GIVEN EXERCISE: Restate each of the lines given below, word for word.

>> START INFORMATION PROVIDED

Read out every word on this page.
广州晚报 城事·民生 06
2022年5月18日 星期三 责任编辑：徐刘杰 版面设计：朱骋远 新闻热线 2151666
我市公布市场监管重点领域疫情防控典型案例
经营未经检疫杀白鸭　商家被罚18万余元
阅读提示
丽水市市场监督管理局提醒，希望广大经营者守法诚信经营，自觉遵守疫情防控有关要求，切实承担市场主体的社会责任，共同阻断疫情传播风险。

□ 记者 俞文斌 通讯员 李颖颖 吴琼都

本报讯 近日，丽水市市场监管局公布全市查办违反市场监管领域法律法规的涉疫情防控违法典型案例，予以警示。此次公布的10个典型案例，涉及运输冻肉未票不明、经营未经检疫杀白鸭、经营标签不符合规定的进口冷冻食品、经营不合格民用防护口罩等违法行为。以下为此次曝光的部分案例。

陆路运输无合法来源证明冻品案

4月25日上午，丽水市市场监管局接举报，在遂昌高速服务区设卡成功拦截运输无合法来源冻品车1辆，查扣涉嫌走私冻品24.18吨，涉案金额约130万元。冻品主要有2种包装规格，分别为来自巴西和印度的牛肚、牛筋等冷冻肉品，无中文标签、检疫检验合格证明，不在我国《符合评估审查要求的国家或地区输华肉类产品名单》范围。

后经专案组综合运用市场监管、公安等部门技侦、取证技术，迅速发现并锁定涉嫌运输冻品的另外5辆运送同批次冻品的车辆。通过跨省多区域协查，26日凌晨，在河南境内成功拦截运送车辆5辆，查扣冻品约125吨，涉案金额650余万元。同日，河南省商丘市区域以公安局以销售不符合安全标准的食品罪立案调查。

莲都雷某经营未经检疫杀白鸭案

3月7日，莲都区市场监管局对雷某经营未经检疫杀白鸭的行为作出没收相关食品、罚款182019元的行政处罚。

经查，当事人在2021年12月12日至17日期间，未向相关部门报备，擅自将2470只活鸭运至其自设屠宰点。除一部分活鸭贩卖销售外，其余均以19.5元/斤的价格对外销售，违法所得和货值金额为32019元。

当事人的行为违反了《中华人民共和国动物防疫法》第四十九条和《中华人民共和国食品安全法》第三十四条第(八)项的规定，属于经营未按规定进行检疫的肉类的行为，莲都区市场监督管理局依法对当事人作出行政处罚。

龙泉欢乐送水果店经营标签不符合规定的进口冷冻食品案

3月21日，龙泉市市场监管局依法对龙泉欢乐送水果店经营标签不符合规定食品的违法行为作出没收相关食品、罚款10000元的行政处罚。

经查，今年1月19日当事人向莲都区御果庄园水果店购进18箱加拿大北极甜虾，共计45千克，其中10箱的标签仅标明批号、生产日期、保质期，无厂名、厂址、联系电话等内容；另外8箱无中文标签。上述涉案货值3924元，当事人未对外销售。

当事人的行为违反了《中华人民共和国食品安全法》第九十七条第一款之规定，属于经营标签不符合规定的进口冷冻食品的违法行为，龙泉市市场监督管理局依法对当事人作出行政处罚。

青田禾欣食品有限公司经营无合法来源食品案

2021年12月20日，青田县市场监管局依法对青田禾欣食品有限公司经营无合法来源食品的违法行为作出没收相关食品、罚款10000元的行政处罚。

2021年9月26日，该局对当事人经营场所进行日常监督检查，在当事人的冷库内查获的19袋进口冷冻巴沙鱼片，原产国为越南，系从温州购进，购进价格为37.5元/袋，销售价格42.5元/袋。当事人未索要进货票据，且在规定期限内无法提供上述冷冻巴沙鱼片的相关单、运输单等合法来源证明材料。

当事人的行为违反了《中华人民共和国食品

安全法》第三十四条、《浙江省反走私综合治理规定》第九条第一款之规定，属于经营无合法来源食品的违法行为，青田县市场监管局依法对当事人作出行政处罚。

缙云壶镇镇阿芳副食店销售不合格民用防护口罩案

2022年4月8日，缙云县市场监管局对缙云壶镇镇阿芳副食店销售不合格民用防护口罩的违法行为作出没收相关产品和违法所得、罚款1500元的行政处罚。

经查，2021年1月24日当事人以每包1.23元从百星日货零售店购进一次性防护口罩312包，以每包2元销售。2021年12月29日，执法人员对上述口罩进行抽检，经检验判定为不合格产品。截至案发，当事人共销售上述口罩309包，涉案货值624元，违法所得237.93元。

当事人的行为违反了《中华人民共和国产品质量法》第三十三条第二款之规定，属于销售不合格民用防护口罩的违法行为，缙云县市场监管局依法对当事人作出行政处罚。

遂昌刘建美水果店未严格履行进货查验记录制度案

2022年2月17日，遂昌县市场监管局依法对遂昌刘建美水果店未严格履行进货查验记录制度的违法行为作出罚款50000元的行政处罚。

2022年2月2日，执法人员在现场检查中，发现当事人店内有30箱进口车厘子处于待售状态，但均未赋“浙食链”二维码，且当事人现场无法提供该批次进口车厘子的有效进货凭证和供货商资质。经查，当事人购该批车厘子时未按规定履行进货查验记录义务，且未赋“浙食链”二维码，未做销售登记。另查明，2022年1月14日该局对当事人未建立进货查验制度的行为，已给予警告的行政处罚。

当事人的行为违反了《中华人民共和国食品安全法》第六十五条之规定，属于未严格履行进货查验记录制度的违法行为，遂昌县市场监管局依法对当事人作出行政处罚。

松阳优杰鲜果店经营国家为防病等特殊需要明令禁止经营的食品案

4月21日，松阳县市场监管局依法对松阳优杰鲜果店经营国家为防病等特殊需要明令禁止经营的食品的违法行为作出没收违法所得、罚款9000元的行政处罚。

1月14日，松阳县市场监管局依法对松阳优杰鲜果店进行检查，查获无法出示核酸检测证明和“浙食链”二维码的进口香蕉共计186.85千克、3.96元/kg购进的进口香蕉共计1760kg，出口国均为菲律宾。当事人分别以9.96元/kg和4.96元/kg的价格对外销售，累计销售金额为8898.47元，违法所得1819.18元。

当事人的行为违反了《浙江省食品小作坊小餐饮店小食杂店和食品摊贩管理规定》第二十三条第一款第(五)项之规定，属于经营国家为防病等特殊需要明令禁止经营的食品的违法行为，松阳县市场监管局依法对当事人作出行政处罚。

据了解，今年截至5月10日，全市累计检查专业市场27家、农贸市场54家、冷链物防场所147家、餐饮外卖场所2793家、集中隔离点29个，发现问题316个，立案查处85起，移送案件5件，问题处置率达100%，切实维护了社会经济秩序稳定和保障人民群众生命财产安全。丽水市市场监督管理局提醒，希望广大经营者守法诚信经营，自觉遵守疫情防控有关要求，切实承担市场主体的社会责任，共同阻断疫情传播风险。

>> END INFORMATION PROVIDED

COMPLETED TASK:
Read out every word on this page.
广州晚报 城事·民生 06
2022年5月18日 星期三 责任编辑：徐刘杰 版面设计：朱骋远 新闻热线 2151666
我市公布市场监管重点领域疫情防控典型案例
经营未经检疫杀白鸭　商家被罚18万余元
阅读提示
丽水市市场监督管理局提醒，希望广大经营者守法诚信经营，自觉遵守疫情防控有关要求，切实承担市场主体的社会责任，共同阻断疫情传播风险。

□ 记者 俞文斌 通讯员 李颖颖 吴琼都

本报讯 近日，丽水市市场监管局公布全市查办违反市场监管领域法律法规的涉疫情防控违法典型案例，予以警示。此次公布的10个典型案例，涉及运输冻肉未票不明、经营未经检疫杀白鸭、经营标签不符合规定的进口冷冻食品、经营不合格民用防护口罩等违法行为。以下为此次曝光的部分案例。

陆路运输无合法来源证明冻品案

4月25日上午，丽水市市场监管局接举报，在遂昌高速服务区设卡成功拦截运输无合法来源冻品车1辆，查扣涉嫌走私冻品24.18吨，涉案金额约130万元。冻品主要有2种包装规格，分别为来自巴西和印度的牛肚、牛筋等冷冻肉品，无中文标签、检疫检验合格证明，不在我国《符合评估审查要求的国家或地区输华肉类产品名单》范围。

后经专案组综合运用市场监管、公安等部门技侦、取证技术，迅速发现并锁定涉嫌运输冻品的另外5辆运送同批次冻品的车辆。通过跨省多区域协查，26日凌晨，在河南境内成功拦截运送车辆5辆，查扣冻品约125吨，涉案金额650余万元。同日，河南省商丘市区域以公安局以销售不符合安全标准的食品罪立案调查。

莲都雷某经营未经检疫杀白鸭案

3月7日，莲都区市场监管局对雷某经营未经检疫杀白鸭的行为作出没收相关食品、罚款182019元的行政处罚。

经查，当事人在2021年12月12日至17日期间，未向相关部门报备，擅自将2470只活鸭运至其自设屠宰点。除一部分活鸭贩卖销售外，其余均以19.5元/斤的价格对外销售，违法所得和货值金额为32019元。

当事人的行为违反了《中华人民共和国动物防疫法》第四十九条和《中华人民共和国食品安全法》第三十四条第(八)项的规定，属于经营未按规定进行检疫的肉类的行为，莲都区市场监督管理局依法对当事人作出行政处罚。

龙泉欢乐送水果店经营标签不符合规定的进口冷冻食品案

3月21日，龙泉市市场监管局依法对龙泉欢乐送水果店经营标签不符合规定食品的违法行为作出没收相关食品、罚款10000元的行政处罚。

经查，今年1月19日当事人向莲都区御果庄园水果店购进18箱加拿大北极甜虾，共计45千克，其中10箱的标签仅标明批号、生产日期、保质期，无厂名、厂址、联系电话等内容；另外8箱无中文标签。上述涉案货值3924元，当事人未对外销售。

当事人的行为违反了《中华人民共和国食品安全法》第九十七条第一款之规定，属于经营标签不符合规定的进口冷冻食品的违法行为，龙泉市市场监督管理局依法对当事人作出行政处罚。

青田禾欣食品有限公司经营无合法来源食品案

2021年12月20日，青田县市场监管局依法对青田禾欣食品有限公司经营无合法来源食品的违法行为作出没收相关食品、罚款10000元的行政处罚。

2021年9月26日，该局对当事人经营场所进行日常监督检查，在当事人的冷库内查获的19袋进口冷冻巴沙鱼片，原产国为越南，系从温州购进，购进价格为37.5元/袋，销售价格42.5元/袋。当事人未索要进货票据，且在规定期限内无法提供上述冷冻巴沙鱼片的相关单、运输单等合法来源证明材料。

当事人的行为违反了《中华人民共和国食品

安全法》第三十四条、《浙江省反走私综合治理规定》第九条第一款之规定，属于经营无合法来源食品的违法行为，青田县市场监管局依法对当事人作出行政处罚。

缙云壶镇镇阿芳副食店销售不合格民用防护口罩案

2022年4月8日，缙云县市场监管局对缙云壶镇镇阿芳副食店销售不合格民用防护口罩的违法行为作出没收相关产品和违法所得、罚款1500元的行政处罚。

经查，2021年1月24日当事人以每包1.23元从百星日货零售店购进一次性防护口罩312包，以每包2元销售。2021年12月29日，执法人员对上述口罩进行抽检，经检验判定为不合格产品。截至案发，当事人共销售上述口罩309包，涉案货值624元，违法所得237.93元。

当事人的行为违反了《中华人民共和国产品质量法》第三十三条第二款之规定，属于销售不合格民用防护口罩的违法行为，缙云县市场监管局依法对当事人作出行政处罚。

遂昌刘建美水果店未严格履行进货查验记录制度案

2022年2月17日，遂昌县市场监管局依法对遂昌刘建美水果店未严格履行进货查验记录制度的违法行为作出罚款50000元的行政处罚。

2022年2月2日，执法人员在现场检查中，发现当事人店内有30箱进口车厘子处于待售状态，但均未赋“浙食链”二维码，且当事人现场无法提供该批次进口车厘子的有效进货凭证和供货商资质。经查，当事人购该批车厘子时未按规定履行进货查验记录义务，且未赋“浙食链”二维码，未做销售登记。另查明，2022年1月14日该局对当事人未建立进货查验制度的行为，已给予警告的行政处罚。

当事人的行为违反了《中华人民共和国食品安全法》第六十五条之规定，属于未严格履行进货查验记录制度的违法行为，遂昌县市场监管局依法对当事人作出行政处罚。

松阳优杰鲜果店经营国家为防病等特殊需要明令禁止经营的食品案

4月21日，松阳县市场监管局依法对松阳优杰鲜果店经营国家为防病等特殊需要明令禁止经营的食品的违法行为作出没收违法所得、罚款9000元的行政处罚。

1月14日，松阳县市场监管局依法对松阳优杰鲜果店进行检查，查获无法出示核酸检测证明和“浙食链”二维码的进口香蕉共计186.85千克、3.96元/kg购进的进口香蕉共计1760kg，出口国均为菲律宾。当事人分别以9.96元/kg和4.96元/kg的价格对外销售，累计销售金额为8898.47元，违法所得1819.18元。

当事人的行为违反了《浙江省食品小作坊小餐饮店小食杂店和食品摊贩管理规定》第二十三条第一款第(五)项之规定，属于经营国家为防病等特殊需要明令禁止经营的食品的违法行为，松阳县市场监管局依法对当事人作出行政处罚。

据了解，今年截至5月10日，全市累计检查专业市场27家、农贸市场54家、冷链物防场所147家、餐饮外卖场所2793家、集中隔离点29个，发现问题316个，立案查处85起，移送案件5件，问题处置率达100%，切实维护了社会经济秩序稳定和保障人民群众生命财产安全。丽水市市场监督管理局提醒，希望广大经营者守法诚信经营，自觉遵守疫情防控有关要求，切实承担市场主体的社会责任，共同阻断疫情传播风险。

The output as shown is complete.